__PROBLEM DETAILS__. Would you pull out every line of the material that contains the string "heart"?

····················

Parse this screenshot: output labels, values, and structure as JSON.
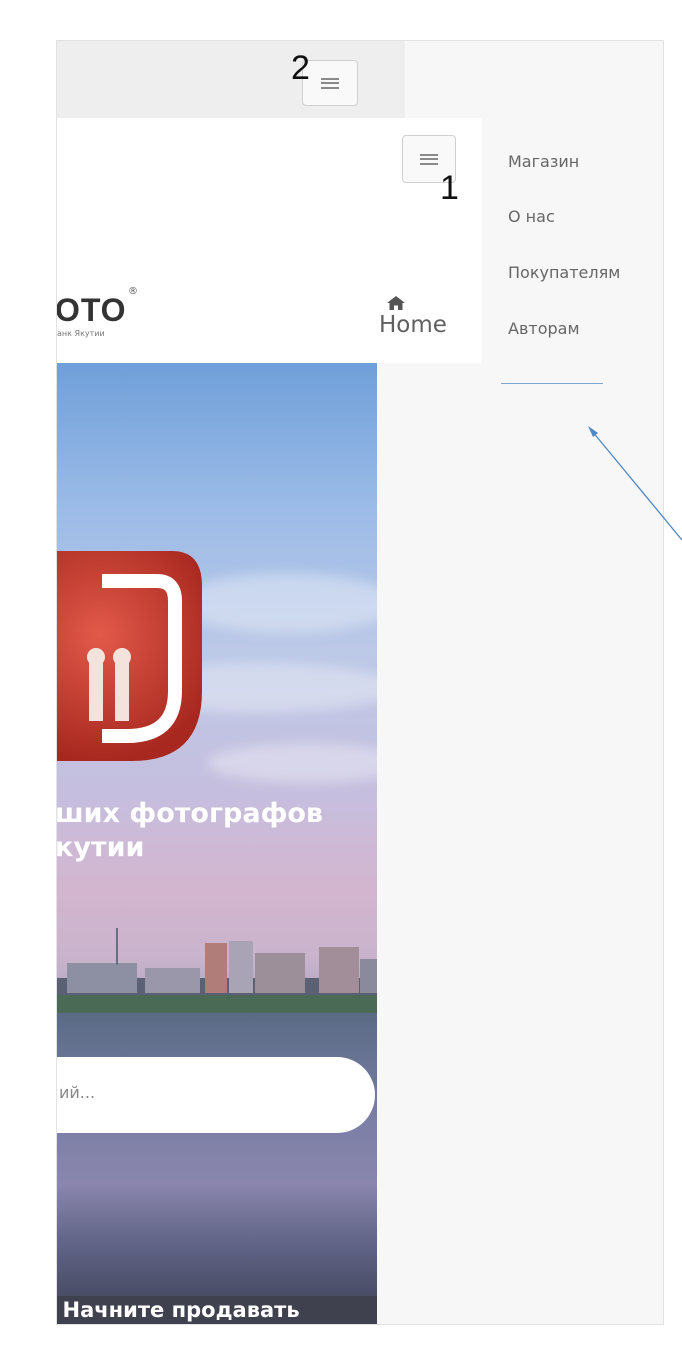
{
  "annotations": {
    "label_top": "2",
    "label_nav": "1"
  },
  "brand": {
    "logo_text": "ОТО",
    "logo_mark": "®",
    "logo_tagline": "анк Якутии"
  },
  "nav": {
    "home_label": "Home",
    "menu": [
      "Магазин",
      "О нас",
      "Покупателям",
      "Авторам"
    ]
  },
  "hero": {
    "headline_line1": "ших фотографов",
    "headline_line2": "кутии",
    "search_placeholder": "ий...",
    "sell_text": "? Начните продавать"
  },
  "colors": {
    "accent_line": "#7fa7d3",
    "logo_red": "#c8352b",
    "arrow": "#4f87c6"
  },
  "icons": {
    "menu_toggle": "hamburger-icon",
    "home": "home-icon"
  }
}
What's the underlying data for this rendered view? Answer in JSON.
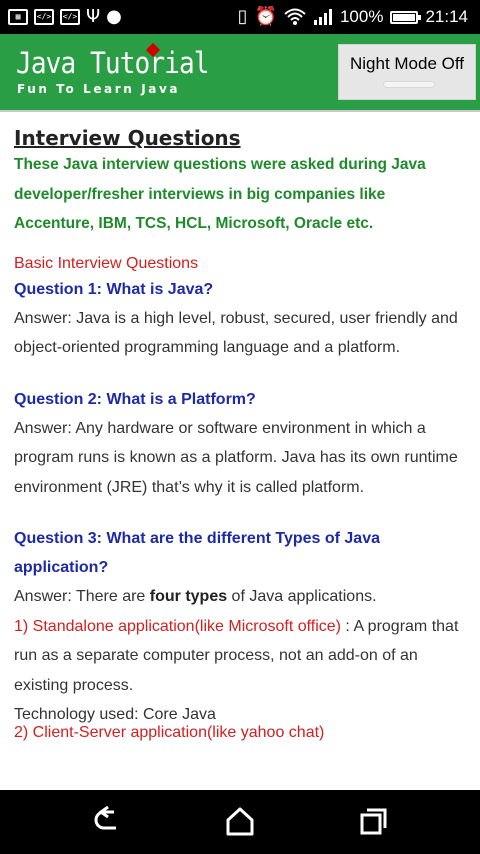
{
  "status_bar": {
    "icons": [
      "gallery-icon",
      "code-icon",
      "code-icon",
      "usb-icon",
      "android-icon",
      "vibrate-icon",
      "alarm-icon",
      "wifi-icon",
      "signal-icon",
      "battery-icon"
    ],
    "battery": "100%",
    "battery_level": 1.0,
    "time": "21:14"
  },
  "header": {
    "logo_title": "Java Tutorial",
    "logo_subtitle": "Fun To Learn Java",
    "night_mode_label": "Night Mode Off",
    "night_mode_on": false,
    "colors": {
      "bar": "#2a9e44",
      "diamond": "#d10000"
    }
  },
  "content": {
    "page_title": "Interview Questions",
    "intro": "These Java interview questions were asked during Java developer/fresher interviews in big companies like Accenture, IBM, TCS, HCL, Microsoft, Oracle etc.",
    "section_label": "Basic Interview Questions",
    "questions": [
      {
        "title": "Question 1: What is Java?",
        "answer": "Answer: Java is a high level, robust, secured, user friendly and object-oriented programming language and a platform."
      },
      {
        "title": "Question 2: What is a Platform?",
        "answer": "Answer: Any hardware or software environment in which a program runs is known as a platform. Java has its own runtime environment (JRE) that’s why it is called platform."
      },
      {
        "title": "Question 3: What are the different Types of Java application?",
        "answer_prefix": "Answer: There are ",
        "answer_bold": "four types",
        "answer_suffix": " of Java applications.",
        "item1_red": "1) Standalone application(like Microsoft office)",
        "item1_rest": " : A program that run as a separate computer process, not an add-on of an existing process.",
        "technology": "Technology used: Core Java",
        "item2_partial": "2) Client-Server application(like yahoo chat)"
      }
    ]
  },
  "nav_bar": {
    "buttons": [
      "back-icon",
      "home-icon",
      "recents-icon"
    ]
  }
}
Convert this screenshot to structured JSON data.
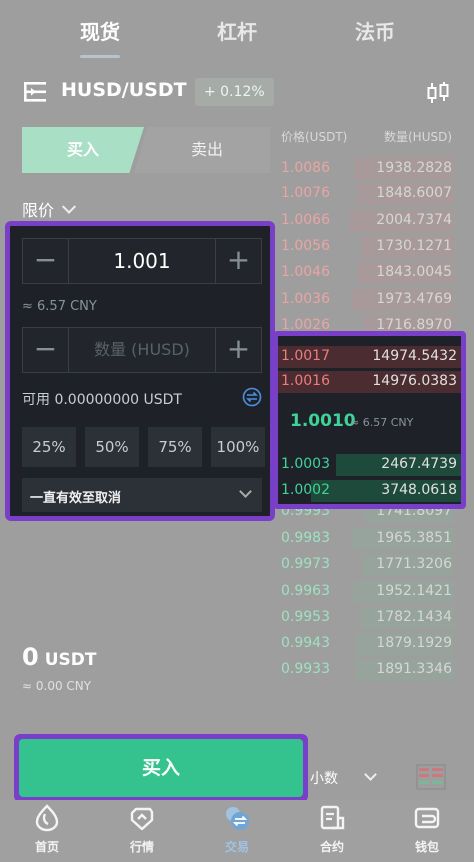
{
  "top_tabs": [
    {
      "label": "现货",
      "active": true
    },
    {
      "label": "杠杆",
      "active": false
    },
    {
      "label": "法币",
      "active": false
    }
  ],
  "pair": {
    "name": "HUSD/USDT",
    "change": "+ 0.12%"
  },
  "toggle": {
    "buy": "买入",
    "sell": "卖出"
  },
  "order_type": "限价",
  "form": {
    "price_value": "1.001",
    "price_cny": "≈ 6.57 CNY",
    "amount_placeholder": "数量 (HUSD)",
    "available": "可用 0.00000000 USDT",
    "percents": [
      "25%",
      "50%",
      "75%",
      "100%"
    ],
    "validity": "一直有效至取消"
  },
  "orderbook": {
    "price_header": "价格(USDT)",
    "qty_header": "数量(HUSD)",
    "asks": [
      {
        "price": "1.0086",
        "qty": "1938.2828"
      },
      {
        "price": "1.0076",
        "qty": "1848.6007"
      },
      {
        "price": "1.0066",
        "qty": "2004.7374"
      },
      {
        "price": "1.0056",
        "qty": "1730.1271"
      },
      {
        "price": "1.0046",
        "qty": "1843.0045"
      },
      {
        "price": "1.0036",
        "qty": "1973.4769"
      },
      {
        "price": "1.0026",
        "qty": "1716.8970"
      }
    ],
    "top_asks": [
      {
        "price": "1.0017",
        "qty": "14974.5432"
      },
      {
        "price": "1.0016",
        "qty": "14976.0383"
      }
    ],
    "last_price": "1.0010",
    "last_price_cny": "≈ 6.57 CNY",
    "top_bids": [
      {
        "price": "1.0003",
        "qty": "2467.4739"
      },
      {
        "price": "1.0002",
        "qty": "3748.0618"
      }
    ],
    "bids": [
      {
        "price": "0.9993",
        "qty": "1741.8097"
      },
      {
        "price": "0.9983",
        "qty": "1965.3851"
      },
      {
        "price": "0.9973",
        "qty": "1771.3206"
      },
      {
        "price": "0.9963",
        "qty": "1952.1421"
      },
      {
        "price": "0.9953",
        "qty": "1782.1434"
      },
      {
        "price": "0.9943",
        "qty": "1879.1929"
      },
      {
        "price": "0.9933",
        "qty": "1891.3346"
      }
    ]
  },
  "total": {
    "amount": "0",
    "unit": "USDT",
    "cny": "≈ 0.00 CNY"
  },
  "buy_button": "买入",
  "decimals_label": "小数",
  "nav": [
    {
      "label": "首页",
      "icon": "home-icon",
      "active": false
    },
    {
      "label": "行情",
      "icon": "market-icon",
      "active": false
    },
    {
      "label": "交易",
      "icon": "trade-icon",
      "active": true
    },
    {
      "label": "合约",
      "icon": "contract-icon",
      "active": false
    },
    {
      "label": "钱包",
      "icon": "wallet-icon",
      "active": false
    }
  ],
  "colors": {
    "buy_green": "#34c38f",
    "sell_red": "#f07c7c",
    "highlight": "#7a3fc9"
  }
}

····················

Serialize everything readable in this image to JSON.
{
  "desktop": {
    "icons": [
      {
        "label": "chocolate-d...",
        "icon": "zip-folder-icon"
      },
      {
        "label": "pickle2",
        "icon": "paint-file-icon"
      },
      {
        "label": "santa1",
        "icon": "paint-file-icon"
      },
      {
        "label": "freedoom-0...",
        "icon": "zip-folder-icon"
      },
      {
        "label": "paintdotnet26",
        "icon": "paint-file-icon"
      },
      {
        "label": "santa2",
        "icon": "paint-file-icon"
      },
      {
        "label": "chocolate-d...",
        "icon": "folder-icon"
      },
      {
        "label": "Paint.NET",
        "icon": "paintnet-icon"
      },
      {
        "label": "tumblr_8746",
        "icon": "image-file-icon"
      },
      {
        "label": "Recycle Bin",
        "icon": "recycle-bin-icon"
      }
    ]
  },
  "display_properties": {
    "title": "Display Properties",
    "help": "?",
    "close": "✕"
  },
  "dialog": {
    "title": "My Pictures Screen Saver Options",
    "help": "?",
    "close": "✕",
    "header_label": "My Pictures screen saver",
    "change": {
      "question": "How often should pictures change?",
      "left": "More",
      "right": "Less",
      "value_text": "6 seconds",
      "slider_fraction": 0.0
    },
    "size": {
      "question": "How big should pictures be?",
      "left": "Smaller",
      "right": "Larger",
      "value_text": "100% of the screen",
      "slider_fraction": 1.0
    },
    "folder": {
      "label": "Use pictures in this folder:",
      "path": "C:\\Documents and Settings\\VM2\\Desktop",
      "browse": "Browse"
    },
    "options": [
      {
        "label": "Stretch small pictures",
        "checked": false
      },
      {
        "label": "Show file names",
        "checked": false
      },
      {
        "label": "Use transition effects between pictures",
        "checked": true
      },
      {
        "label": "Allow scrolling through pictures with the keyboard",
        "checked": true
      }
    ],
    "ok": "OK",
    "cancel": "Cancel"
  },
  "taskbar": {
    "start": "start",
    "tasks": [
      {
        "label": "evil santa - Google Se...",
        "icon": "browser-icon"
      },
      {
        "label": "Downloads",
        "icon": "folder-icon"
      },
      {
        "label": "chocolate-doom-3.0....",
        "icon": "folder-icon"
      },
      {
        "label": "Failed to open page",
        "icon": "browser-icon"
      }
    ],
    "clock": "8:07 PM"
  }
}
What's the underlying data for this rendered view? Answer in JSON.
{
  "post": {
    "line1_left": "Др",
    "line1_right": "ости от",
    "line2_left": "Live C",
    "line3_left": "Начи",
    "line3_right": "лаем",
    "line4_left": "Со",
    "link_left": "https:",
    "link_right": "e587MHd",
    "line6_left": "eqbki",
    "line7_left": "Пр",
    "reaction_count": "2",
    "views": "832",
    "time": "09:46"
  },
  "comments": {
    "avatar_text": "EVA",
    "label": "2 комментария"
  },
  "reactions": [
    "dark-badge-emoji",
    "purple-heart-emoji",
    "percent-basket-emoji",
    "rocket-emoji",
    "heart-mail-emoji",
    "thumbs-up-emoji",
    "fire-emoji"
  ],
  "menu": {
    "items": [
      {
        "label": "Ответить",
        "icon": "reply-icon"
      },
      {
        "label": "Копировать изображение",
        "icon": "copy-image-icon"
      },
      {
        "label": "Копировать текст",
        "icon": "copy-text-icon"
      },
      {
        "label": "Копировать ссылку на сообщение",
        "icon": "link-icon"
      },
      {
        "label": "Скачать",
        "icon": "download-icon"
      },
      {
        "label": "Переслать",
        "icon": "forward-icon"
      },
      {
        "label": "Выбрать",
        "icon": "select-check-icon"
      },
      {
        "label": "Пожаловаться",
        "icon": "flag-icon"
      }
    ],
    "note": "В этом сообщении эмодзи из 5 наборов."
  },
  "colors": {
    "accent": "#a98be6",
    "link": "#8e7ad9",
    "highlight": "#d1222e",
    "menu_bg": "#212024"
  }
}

····················

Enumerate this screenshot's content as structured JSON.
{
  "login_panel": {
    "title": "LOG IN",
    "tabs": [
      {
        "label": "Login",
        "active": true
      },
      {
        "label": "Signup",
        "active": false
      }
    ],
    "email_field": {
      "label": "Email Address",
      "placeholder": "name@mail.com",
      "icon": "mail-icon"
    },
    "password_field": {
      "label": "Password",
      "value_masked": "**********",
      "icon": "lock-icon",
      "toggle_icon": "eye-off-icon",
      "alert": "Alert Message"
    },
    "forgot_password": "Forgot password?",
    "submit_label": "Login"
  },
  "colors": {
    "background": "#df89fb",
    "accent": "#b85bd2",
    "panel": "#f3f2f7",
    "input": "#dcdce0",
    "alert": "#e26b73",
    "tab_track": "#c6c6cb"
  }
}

····················

__RESPONSE FOR THIS EXERCISE__.
    "purple-heart-emoji",
    "heart-mail-emoji",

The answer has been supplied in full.